▶ _Text section_
For all of my low back pain patients and any of you out there reading this who might be considering coming to see me at neurOasis for low back pain, I was riding my bike today and stopped to fill the tires with air. Pretty simple, huh? As I stood with the bike and reached to my right to grab the air hose I gently twisted my torso and bent about 20 degrees. At that very moment traffic up and down the street and several passersby heard a loud cry of agony! I knew instantly that I had done "something" in my low back and the muscles seized up like a block of cement on a winter day. I'm telling you, it WAS painful and almost took my breath away.
OK, I can hear the chuckles from all the patients I have treated for this very same problem...and yes, now I know what it feels like! It took me several minutes of rubbing the area and cursing before I could put the darn air in my tires and get on the bike to ride home. That was several hours ago and after two doses of advil I am better but still quite uncomfortable.
The whole experience reminds me of my first migraine headache. It was about 6 years ago and lasted three days with vomiting, dizziness and wanting to just die. I have had several since then and one day looked to the heavens and said, "OK God, I get it, you want me to know what my patients go through so I can be a better doctor. Thanks, I'll keep that in mind." In all seriousness, I really do believe that physicians can only be better physicians if they really understand what it means to be a patient. To understand the vulnerability and fear that patients sit with as they wait for me to finish with a patient and then call them into my office.
I always try to remember those feelings - the experience of myself being a frightened patient in pain - when I am with my own patients. Hopefully it brings me down off the pedestal that I am placed upon when sitting behind my desk (a concept that is inherent in the doctor-patient relationship) and sets me with my patient in a way that I can truly empathize with their physical and emotional angst. Because then, and only then, is when the magic of healing begins.

▶ _Supplied entries_
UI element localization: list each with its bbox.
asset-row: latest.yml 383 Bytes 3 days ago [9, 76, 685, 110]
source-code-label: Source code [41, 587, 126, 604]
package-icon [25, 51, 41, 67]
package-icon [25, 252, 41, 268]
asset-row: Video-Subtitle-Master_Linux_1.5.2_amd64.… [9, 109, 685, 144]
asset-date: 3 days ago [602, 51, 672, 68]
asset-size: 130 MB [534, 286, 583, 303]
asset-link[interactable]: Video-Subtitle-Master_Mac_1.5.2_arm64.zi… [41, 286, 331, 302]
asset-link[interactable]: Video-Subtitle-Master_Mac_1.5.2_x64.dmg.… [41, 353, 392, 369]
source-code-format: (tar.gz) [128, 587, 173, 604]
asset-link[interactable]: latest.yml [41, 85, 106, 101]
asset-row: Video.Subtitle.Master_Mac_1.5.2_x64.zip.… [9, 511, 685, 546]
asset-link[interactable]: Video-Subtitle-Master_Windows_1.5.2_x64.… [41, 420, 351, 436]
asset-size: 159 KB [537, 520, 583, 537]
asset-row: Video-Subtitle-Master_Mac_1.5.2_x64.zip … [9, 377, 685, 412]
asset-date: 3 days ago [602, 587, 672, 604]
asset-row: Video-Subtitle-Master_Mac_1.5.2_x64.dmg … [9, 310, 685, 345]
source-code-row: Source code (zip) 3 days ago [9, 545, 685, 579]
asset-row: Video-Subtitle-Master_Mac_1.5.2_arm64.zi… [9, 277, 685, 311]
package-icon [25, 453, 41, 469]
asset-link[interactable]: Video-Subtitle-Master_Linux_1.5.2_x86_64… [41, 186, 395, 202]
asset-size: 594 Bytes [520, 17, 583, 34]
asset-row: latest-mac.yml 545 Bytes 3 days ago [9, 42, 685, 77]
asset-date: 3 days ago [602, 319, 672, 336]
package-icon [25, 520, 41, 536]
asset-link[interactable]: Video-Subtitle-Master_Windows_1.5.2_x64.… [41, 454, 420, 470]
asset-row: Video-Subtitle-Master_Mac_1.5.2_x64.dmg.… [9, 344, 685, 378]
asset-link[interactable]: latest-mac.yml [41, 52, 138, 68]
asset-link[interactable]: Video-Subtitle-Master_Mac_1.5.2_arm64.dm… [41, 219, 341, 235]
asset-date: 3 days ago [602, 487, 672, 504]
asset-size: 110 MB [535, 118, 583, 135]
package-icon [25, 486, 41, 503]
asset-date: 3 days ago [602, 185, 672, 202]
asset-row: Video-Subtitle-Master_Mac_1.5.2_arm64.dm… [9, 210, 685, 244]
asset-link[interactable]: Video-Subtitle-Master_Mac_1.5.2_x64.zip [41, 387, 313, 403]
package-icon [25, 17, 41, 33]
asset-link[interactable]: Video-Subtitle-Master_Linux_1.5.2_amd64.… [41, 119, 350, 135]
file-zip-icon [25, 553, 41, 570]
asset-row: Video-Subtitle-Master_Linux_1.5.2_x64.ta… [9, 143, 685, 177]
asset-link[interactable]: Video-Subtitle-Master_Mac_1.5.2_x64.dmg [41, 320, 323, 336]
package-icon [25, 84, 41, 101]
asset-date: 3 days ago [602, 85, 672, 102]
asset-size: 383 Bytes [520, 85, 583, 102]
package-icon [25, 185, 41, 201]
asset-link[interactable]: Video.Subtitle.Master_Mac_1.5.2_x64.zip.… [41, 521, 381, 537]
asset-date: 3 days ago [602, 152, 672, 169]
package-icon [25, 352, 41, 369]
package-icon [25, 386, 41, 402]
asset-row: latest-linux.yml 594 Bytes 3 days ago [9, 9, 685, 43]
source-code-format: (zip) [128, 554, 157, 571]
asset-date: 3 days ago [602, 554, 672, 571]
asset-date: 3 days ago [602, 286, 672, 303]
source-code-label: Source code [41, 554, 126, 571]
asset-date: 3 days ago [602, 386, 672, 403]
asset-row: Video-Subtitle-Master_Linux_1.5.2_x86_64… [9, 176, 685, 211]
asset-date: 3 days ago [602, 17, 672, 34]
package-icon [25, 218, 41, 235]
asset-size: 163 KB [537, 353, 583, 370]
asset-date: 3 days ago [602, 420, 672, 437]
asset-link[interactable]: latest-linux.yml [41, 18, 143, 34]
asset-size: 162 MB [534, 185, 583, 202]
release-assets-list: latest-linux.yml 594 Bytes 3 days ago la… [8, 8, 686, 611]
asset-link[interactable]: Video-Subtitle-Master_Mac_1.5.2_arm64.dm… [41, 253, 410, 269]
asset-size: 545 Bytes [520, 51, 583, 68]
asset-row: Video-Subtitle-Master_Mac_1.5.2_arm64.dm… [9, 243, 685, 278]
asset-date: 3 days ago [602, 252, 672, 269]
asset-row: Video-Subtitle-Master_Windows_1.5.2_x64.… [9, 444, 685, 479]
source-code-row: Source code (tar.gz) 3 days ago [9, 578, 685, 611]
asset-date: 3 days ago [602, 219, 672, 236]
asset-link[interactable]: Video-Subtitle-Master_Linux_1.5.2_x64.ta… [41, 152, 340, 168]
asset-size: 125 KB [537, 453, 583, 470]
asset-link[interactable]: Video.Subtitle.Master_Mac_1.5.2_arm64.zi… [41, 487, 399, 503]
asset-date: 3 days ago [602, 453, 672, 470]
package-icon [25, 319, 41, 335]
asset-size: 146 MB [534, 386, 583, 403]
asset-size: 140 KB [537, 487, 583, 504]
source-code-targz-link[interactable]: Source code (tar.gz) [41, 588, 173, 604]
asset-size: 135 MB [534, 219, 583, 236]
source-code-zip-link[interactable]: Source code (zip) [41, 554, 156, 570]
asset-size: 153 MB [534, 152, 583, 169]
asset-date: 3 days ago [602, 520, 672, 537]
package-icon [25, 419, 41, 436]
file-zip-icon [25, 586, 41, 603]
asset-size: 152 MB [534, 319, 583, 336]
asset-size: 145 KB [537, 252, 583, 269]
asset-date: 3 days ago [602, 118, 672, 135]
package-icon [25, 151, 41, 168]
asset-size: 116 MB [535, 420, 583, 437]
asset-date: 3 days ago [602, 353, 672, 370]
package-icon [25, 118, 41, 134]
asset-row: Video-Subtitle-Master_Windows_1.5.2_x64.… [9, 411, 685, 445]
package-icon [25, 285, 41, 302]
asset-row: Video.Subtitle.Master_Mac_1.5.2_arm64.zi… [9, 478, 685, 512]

▶ _Work request_
Answer these questions from the low back pain post:
1. What was the writer stopping to do when the back injury happened?
2. How many days did the writer's first migraine last?
3. What had the writer taken by the time the post was written, several hours after the injury?

▶ _Answer area_
1. Fill the bike tires with air.
2. Three days.
3. Two doses of advil.